start

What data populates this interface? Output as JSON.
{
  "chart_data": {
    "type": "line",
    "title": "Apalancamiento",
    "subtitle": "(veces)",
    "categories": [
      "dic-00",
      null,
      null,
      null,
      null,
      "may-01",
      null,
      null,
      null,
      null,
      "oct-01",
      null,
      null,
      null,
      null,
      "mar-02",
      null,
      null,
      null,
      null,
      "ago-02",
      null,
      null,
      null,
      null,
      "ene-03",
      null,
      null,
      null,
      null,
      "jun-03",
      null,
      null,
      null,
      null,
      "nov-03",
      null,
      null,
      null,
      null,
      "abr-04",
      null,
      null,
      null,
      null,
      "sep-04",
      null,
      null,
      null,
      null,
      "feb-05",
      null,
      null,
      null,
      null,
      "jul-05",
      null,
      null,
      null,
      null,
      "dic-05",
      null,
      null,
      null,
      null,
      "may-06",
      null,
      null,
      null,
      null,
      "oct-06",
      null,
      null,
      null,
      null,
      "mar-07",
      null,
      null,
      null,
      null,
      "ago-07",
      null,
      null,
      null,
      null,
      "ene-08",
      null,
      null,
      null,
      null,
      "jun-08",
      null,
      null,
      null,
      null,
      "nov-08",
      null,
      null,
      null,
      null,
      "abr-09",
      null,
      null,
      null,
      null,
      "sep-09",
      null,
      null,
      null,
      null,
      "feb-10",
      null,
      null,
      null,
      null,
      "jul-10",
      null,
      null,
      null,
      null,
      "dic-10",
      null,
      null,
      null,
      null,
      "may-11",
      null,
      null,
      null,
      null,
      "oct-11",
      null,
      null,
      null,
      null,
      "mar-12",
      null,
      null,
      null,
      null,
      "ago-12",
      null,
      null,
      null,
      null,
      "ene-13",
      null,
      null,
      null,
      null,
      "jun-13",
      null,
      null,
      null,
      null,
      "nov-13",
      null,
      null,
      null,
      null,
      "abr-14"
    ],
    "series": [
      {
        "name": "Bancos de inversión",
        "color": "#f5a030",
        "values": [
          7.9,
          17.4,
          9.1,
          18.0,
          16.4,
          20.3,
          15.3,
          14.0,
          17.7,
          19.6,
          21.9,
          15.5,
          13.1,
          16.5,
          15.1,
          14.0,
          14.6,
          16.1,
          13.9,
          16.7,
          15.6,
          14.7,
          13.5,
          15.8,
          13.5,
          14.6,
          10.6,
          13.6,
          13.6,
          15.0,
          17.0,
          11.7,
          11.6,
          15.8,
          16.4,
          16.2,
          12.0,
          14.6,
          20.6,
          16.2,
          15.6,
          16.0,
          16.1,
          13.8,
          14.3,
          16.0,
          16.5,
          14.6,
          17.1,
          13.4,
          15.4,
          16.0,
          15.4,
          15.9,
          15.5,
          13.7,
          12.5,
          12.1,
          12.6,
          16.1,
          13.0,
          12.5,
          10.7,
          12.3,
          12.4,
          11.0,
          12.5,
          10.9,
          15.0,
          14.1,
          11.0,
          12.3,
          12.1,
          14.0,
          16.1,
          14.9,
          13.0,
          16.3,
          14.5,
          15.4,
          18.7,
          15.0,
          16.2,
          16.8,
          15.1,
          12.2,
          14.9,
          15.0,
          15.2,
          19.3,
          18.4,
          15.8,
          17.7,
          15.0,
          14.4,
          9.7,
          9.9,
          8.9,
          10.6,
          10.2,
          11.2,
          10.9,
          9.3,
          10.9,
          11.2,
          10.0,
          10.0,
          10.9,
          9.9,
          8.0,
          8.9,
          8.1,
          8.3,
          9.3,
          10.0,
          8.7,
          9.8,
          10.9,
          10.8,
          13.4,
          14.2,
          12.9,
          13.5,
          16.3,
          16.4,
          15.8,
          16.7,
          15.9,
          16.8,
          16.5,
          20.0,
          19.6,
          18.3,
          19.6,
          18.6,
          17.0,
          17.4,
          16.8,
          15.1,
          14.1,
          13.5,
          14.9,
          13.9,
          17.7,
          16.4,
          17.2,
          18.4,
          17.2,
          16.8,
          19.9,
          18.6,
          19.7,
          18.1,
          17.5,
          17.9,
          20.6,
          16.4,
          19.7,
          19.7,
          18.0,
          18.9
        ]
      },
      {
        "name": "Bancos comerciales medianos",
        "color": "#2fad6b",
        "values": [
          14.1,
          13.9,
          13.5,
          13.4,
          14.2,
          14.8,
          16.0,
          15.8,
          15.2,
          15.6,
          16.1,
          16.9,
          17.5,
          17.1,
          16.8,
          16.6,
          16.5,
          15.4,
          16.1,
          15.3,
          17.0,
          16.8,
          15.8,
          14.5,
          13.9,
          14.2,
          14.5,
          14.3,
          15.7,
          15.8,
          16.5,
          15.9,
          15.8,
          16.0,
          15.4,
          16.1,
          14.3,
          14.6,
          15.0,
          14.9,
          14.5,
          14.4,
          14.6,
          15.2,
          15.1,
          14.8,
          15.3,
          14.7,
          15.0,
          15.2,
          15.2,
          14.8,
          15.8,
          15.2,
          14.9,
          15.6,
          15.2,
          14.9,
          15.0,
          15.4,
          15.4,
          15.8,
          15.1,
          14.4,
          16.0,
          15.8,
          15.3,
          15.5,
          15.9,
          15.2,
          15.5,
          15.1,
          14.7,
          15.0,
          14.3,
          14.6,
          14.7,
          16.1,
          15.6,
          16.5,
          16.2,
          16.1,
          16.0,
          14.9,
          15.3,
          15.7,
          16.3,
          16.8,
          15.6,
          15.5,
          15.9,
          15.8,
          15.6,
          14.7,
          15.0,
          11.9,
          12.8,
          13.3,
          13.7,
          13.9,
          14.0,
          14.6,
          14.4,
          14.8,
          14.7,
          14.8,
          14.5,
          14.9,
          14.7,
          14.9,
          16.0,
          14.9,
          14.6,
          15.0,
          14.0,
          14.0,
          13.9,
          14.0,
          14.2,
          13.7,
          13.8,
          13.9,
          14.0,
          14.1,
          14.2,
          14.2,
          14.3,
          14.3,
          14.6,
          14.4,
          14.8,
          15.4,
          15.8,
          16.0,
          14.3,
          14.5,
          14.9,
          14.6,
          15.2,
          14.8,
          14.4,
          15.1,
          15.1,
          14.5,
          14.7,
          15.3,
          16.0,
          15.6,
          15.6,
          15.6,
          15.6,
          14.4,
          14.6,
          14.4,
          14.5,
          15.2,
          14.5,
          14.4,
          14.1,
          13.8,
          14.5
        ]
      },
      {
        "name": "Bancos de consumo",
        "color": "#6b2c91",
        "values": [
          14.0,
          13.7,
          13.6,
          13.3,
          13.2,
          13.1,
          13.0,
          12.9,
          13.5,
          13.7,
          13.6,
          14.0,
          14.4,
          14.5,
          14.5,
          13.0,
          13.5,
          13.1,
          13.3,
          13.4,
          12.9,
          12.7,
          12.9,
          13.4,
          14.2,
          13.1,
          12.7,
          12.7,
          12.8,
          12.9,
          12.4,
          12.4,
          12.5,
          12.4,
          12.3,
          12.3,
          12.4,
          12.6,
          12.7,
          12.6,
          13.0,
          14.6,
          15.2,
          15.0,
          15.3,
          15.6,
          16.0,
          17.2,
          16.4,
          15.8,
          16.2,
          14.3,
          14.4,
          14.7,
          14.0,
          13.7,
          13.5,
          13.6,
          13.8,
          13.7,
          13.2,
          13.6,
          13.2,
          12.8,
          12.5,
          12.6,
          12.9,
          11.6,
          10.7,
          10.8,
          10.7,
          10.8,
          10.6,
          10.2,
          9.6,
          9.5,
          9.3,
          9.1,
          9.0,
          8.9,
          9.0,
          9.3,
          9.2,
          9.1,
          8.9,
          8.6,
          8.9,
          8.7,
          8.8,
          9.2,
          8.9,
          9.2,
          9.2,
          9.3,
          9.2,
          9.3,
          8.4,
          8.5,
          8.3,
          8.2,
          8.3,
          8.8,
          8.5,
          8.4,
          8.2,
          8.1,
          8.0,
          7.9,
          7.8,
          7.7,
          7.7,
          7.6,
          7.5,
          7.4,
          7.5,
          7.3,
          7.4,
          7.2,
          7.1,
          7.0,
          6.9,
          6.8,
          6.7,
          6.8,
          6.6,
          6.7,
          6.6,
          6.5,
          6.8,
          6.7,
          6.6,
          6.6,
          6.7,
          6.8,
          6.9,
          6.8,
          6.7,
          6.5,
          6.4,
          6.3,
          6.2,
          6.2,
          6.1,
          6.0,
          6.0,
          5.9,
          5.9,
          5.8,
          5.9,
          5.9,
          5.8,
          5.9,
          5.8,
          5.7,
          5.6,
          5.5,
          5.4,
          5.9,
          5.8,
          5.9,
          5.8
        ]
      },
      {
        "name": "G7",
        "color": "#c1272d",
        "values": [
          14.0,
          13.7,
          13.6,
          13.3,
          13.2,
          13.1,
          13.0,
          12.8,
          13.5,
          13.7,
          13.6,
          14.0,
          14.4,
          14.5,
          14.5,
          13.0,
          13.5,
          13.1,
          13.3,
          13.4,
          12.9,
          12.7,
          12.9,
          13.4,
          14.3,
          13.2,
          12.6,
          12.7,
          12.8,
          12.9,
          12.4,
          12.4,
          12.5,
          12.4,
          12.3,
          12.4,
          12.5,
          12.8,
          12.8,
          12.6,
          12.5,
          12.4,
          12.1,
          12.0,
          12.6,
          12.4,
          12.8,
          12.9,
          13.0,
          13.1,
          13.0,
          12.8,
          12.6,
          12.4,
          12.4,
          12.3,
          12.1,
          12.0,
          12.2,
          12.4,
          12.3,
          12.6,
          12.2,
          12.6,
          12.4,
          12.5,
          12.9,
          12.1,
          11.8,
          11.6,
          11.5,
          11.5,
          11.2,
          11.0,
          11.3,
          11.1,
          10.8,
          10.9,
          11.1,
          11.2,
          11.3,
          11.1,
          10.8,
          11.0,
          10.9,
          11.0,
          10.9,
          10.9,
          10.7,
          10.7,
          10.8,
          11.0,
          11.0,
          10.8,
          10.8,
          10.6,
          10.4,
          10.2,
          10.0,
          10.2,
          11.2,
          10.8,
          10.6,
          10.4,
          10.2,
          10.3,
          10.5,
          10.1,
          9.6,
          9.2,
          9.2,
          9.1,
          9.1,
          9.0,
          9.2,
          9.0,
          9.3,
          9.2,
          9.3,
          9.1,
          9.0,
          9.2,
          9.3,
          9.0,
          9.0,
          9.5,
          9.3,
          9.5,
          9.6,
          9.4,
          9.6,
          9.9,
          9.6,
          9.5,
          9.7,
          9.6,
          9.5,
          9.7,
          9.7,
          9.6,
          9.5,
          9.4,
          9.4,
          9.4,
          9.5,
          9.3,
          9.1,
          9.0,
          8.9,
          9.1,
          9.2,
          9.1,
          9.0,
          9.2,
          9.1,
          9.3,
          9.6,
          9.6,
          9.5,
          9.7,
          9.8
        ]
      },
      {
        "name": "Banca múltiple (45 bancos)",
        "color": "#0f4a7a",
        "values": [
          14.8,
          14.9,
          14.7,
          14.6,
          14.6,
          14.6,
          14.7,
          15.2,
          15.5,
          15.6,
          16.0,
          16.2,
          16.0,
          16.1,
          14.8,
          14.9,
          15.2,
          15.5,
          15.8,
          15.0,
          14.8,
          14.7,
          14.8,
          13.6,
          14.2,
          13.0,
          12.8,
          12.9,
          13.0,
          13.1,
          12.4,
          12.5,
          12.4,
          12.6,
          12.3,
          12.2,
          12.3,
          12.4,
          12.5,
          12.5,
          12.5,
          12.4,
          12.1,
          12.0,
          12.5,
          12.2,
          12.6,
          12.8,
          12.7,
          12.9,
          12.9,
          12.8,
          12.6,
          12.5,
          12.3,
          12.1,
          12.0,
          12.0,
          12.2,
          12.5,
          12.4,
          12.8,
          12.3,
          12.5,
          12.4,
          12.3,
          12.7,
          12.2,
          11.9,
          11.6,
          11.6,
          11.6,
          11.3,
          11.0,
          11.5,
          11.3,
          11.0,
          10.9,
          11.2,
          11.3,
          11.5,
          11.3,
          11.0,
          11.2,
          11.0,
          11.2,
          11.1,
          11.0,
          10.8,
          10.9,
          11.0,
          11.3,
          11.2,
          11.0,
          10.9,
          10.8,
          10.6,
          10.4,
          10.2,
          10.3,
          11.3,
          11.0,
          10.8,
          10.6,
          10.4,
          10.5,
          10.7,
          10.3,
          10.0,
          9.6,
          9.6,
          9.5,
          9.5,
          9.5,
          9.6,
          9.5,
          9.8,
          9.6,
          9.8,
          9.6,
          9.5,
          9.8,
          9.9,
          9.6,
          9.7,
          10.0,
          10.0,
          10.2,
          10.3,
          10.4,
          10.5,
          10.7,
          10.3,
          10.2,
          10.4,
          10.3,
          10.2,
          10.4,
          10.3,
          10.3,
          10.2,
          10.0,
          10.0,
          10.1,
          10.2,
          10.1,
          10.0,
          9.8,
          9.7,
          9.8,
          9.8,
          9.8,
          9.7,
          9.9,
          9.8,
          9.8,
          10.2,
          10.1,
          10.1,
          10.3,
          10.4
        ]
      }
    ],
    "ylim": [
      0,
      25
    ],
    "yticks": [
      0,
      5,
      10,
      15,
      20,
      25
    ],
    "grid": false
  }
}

end

_WRITTEN EXERCISE_
Track down all lines above with the string "color" and copy them.

_ANSWER TO THIS TASK_
        "color": "#f5a030",
        "color": "#2fad6b",
        "color": "#6b2c91",
        "color": "#c1272d",
        "color": "#0f4a7a",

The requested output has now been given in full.